**Consigne A:**
D'après le passage, à quel âge Ziza Massika est-elle tombée au champ d'honneur ?

+++ Passage fourni

Il y a 54 ans, tombait au champ d'honneur à l'âge de 25 ans Ziza Massika, vaillante moudjahida, victime le 29 août 1959 sur les hauteurs de Collo (Wilaya II historique) d'un raid aérien des forces coloniales françaises.
L'ancien appelé du contingent français envoyé en 1957 à Merouana (Batna), René Fagnoni, raconte, dans un entretien à l'APS, sa toute première rencontre avec la famille Ziza grâce à laquelle il mit à profit son statut de civil-secrétaire d'un major pour connaître l'Algérie et se "frotter" à sa population.
"Lorsque je suis arrivé à Corneille (Merouana), j'ai eu tôt fait de savoir que toute la famille du petit homme qui travaillait à la Commune mixte de Corneille, Ziza Ali, était engagée dans les rangs du FLN, ses deux fils Ayèche, médecin colonel de l'ALN, et Maamar, ainsi que sa fille, Massika, engagée dans la wilaya II dans la région de Collo", se rappelle-t-il.

++++++

**Consigne B:**
Disposez en tableau Markdown les lignes des données fournies, de la première jusqu'à celle qui contient « spec-text: Container 20' DRY: 1386 » incluse, en omettant les lignes vides. Le tableau comporte deux colonnes : « N° » pour le numéro et « Ligne » pour le texte.

+++ Données fournies

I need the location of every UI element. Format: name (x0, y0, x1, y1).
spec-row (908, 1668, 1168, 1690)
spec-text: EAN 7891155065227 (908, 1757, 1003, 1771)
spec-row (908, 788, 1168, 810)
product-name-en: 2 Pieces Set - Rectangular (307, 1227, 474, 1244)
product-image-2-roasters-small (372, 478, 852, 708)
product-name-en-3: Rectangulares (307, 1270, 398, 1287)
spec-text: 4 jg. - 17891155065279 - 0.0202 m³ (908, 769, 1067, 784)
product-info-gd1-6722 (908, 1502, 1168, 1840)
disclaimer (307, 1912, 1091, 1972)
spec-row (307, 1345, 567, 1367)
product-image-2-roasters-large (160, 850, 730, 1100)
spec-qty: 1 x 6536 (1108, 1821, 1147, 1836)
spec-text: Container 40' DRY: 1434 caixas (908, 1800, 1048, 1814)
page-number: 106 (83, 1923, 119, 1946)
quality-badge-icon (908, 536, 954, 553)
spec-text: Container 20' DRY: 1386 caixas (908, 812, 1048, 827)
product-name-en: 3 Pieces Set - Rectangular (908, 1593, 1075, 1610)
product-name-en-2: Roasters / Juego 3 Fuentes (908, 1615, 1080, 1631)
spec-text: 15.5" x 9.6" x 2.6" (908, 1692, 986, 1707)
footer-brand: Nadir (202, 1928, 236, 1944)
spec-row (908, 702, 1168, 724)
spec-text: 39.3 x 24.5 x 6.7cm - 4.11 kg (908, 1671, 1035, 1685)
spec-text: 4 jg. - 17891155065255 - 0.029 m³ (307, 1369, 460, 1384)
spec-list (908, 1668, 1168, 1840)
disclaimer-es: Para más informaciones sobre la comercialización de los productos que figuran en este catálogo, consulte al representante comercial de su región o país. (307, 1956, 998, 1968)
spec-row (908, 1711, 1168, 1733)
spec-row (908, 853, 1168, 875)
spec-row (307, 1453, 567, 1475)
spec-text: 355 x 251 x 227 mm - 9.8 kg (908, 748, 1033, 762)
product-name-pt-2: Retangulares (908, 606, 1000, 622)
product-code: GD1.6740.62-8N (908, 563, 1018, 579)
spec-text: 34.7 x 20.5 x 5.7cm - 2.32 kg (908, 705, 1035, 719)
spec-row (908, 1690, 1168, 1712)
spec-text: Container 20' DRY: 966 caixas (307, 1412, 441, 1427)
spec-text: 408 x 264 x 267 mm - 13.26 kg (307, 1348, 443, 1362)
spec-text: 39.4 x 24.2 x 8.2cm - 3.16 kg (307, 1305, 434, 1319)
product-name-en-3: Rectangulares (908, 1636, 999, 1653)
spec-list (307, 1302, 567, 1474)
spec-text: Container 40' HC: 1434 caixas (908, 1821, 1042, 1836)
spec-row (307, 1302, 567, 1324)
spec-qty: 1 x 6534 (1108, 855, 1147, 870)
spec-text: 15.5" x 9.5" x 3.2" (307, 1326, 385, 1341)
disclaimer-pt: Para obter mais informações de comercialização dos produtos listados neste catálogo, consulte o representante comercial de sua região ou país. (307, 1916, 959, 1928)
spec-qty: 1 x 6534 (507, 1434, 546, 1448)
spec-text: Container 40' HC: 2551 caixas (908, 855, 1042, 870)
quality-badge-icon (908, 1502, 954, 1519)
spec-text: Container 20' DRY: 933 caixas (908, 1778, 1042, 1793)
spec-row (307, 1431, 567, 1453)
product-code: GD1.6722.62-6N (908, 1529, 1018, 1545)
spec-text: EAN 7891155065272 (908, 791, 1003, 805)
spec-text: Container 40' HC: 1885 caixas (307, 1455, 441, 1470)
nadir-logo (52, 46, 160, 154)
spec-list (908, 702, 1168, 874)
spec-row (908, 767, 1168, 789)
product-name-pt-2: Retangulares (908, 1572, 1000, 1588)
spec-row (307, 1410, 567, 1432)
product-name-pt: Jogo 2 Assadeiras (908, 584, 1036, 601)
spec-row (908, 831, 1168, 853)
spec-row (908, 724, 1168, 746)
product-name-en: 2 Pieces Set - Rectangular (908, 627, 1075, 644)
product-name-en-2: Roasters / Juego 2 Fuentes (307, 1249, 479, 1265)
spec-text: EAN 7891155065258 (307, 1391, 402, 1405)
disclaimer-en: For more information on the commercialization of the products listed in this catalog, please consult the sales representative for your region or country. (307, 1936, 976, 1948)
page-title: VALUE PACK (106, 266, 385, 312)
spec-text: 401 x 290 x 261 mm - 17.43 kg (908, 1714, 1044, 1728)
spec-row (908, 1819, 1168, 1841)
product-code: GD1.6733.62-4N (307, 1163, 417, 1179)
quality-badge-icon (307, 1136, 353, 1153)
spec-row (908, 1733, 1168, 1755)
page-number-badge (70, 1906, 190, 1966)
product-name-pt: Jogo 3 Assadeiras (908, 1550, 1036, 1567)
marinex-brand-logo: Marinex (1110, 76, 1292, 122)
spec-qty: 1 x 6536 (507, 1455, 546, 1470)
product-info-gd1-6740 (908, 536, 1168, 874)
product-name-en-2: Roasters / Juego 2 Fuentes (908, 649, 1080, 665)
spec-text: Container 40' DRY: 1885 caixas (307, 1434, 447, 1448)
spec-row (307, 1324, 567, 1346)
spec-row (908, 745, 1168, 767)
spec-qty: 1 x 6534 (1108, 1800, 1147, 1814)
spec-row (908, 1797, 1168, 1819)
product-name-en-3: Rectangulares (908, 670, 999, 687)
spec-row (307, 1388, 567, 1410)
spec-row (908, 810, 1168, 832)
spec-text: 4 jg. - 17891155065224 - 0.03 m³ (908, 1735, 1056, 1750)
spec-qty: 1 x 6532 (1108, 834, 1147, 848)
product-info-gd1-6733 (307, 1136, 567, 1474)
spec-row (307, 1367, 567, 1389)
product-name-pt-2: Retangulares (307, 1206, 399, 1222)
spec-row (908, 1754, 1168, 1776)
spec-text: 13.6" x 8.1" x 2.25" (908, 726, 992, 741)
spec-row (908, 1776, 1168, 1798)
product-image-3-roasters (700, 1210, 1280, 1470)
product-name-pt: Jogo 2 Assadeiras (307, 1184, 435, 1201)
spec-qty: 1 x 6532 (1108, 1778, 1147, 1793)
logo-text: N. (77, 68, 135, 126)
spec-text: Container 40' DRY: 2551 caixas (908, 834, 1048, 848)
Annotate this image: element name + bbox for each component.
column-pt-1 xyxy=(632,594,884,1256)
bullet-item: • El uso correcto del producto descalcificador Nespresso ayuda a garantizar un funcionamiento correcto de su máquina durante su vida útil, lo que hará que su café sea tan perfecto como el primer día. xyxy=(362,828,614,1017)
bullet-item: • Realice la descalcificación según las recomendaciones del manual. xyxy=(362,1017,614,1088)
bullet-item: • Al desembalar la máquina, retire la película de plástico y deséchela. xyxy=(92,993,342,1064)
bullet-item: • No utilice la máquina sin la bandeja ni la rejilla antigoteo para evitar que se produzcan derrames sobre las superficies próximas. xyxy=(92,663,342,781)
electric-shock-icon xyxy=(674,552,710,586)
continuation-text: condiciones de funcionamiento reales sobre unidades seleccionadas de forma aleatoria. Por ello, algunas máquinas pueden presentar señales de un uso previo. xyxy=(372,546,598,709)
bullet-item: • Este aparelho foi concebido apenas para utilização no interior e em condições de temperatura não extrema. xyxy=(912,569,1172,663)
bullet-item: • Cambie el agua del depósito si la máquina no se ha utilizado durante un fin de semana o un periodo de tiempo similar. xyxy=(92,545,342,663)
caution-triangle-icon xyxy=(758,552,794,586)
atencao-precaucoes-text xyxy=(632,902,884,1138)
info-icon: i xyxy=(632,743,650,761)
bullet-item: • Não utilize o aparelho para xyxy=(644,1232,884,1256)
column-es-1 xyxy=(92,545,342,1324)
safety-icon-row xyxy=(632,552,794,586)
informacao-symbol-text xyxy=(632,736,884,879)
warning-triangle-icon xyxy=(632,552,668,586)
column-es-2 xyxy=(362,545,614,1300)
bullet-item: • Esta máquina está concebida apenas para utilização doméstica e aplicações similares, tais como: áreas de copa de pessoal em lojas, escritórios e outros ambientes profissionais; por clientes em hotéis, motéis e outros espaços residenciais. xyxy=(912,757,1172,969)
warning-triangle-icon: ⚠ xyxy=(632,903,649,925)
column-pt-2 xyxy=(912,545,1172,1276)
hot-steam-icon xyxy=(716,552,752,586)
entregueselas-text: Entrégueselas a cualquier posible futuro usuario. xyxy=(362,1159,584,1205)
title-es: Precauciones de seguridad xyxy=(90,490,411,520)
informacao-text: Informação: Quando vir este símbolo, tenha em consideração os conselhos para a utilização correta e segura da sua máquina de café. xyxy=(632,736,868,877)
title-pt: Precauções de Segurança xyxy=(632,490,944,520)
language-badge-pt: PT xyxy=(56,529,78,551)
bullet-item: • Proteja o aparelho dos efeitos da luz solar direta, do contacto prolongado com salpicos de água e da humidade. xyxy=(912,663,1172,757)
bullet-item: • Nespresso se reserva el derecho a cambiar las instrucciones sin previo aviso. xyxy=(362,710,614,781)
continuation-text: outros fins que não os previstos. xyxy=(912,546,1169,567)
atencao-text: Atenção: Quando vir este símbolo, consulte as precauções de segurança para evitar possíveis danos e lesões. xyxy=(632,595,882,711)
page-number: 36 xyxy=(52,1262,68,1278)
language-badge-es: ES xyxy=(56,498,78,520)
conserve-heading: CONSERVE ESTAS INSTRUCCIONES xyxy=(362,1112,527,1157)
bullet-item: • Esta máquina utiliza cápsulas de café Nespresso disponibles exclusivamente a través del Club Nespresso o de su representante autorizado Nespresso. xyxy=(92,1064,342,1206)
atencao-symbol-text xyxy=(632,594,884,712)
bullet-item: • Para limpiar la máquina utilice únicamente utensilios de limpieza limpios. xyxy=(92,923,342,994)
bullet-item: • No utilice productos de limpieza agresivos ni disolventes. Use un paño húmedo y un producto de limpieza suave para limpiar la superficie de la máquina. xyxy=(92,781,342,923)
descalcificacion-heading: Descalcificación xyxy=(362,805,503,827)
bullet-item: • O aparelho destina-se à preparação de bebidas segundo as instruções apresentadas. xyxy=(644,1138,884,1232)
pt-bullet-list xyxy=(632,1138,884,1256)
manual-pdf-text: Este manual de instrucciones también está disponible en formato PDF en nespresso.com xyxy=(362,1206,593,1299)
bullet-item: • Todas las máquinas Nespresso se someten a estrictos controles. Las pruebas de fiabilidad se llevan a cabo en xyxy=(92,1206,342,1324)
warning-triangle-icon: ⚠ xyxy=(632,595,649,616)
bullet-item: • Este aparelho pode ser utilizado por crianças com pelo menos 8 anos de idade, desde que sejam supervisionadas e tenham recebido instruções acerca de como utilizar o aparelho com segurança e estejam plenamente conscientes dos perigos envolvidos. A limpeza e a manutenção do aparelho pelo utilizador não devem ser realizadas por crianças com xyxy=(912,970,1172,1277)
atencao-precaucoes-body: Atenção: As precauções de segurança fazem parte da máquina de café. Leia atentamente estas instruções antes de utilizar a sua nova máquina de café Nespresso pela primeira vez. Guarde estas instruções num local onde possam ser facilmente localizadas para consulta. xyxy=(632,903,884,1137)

++++++

**Résultat A:**
À l'âge de 25 ans.

**Résultat B:**
| N° | Ligne |
|---|---|
| 1 | I need the location of every UI element. Format: name (x0, y0, x1, y1). |
| 2 | spec-row (908, 1668, 1168, 1690) |
| 3 | spec-text: EAN 7891155065227 (908, 1757, 1003, 1771) |
| 4 | spec-row (908, 788, 1168, 810) |
| 5 | product-name-en: 2 Pieces Set - Rectangular (307, 1227, 474, 1244) |
| 6 | product-image-2-roasters-small (372, 478, 852, 708) |
| 7 | product-name-en-3: Rectangulares (307, 1270, 398, 1287) |
| 8 | spec-text: 4 jg. - 17891155065279 - 0.0202 m³ (908, 769, 1067, 784) |
| 9 | product-info-gd1-6722 (908, 1502, 1168, 1840) |
| 10 | disclaimer (307, 1912, 1091, 1972) |
| 11 | spec-row (307, 1345, 567, 1367) |
| 12 | product-image-2-roasters-large (160, 850, 730, 1100) |
| 13 | spec-qty: 1 x 6536 (1108, 1821, 1147, 1836) |
| 14 | spec-text: Container 40' DRY: 1434 caixas (908, 1800, 1048, 1814) |
| 15 | page-number: 106 (83, 1923, 119, 1946) |
| 16 | quality-badge-icon (908, 536, 954, 553) |
| 17 | spec-text: Container 20' DRY: 1386 caixas (908, 812, 1048, 827) |